- EXERCISE OBJECTIVE -
Write each line out exactly, leaving none out.

— start RECORDS FOR THIS EXERCISE —

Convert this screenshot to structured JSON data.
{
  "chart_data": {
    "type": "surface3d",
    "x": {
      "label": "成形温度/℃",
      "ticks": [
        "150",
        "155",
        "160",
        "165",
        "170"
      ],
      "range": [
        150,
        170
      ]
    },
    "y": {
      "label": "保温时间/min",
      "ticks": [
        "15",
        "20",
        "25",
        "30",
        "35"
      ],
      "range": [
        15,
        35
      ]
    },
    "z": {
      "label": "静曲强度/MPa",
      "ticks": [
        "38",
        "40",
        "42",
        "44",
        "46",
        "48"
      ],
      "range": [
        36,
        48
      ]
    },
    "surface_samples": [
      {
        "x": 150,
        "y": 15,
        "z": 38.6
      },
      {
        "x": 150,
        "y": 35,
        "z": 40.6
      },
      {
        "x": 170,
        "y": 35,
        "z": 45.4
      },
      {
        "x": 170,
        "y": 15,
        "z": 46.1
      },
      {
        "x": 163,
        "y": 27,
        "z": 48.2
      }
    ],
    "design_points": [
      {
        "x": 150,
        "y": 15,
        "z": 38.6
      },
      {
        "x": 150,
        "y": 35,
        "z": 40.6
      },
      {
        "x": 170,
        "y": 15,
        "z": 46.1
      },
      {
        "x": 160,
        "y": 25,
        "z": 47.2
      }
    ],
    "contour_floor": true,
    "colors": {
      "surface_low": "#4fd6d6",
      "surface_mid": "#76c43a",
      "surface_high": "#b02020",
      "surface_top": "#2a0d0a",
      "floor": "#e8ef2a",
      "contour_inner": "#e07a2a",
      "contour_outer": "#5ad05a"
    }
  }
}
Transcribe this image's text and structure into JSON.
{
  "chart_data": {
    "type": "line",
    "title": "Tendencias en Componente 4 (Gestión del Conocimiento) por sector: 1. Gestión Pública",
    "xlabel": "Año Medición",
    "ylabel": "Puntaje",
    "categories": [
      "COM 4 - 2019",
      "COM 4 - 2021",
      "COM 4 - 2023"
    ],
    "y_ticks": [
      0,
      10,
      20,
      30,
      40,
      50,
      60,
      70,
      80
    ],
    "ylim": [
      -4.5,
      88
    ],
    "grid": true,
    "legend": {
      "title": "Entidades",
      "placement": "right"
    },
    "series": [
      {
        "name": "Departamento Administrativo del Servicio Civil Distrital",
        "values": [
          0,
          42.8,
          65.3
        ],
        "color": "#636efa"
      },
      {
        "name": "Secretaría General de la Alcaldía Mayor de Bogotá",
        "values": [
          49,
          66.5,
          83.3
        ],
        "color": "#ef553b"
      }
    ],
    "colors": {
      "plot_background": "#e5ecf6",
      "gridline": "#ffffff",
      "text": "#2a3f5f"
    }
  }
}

— end RECORDS FOR THIS EXERCISE —

- SOLUTION FOR THIS PROBLEM -
Convert this screenshot to structured JSON data.
{
  "chart_data": {
    "type": "surface3d",
    "x": {
      "label": "成形温度/℃",
      "ticks": [
        "150",
        "155",
        "160",
        "165",
        "170"
      ],
      "range": [
        150,
        170
      ]
    },
    "y": {
      "label": "保温时间/min",
      "ticks": [
        "15",
        "20",
        "25",
        "30",
        "35"
      ],
      "range": [
        15,
        35
      ]
    },
    "z": {
      "label": "静曲强度/MPa",
      "ticks": [
        "38",
        "40",
        "42",
        "44",
        "46",
        "48"
      ],
      "range": [
        36,
        48
      ]
    },
    "surface_samples": [
      {
        "x": 150,
        "y": 15,
        "z": 38.6
      },
      {
        "x": 150,
        "y": 35,
        "z": 40.6
      },
      {
        "x": 170,
        "y": 35,
        "z": 45.4
      },
      {
        "x": 170,
        "y": 15,
        "z": 46.1
      },
      {
        "x": 163,
        "y": 27,
        "z": 48.2
      }
    ],
    "design_points": [
      {
        "x": 150,
        "y": 15,
        "z": 38.6
      },
      {
        "x": 150,
        "y": 35,
        "z": 40.6
      },
      {
        "x": 170,
        "y": 15,
        "z": 46.1
      },
      {
        "x": 160,
        "y": 25,
        "z": 47.2
      }
    ],
    "contour_floor": true,
    "colors": {
      "surface_low": "#4fd6d6",
      "surface_mid": "#76c43a",
      "surface_high": "#b02020",
      "surface_top": "#2a0d0a",
      "floor": "#e8ef2a",
      "contour_inner": "#e07a2a",
      "contour_outer": "#5ad05a"
    }
  }
}
Transcribe this image's text and structure into JSON.
{
  "chart_data": {
    "type": "line",
    "title": "Tendencias en Componente 4 (Gestión del Conocimiento) por sector: 1. Gestión Pública",
    "xlabel": "Año Medición",
    "ylabel": "Puntaje",
    "categories": [
      "COM 4 - 2019",
      "COM 4 - 2021",
      "COM 4 - 2023"
    ],
    "y_ticks": [
      0,
      10,
      20,
      30,
      40,
      50,
      60,
      70,
      80
    ],
    "ylim": [
      -4.5,
      88
    ],
    "grid": true,
    "legend": {
      "title": "Entidades",
      "placement": "right"
    },
    "series": [
      {
        "name": "Departamento Administrativo del Servicio Civil Distrital",
        "values": [
          0,
          42.8,
          65.3
        ],
        "color": "#636efa"
      },
      {
        "name": "Secretaría General de la Alcaldía Mayor de Bogotá",
        "values": [
          49,
          66.5,
          83.3
        ],
        "color": "#ef553b"
      }
    ],
    "colors": {
      "plot_background": "#e5ecf6",
      "gridline": "#ffffff",
      "text": "#2a3f5f"
    }
  }
}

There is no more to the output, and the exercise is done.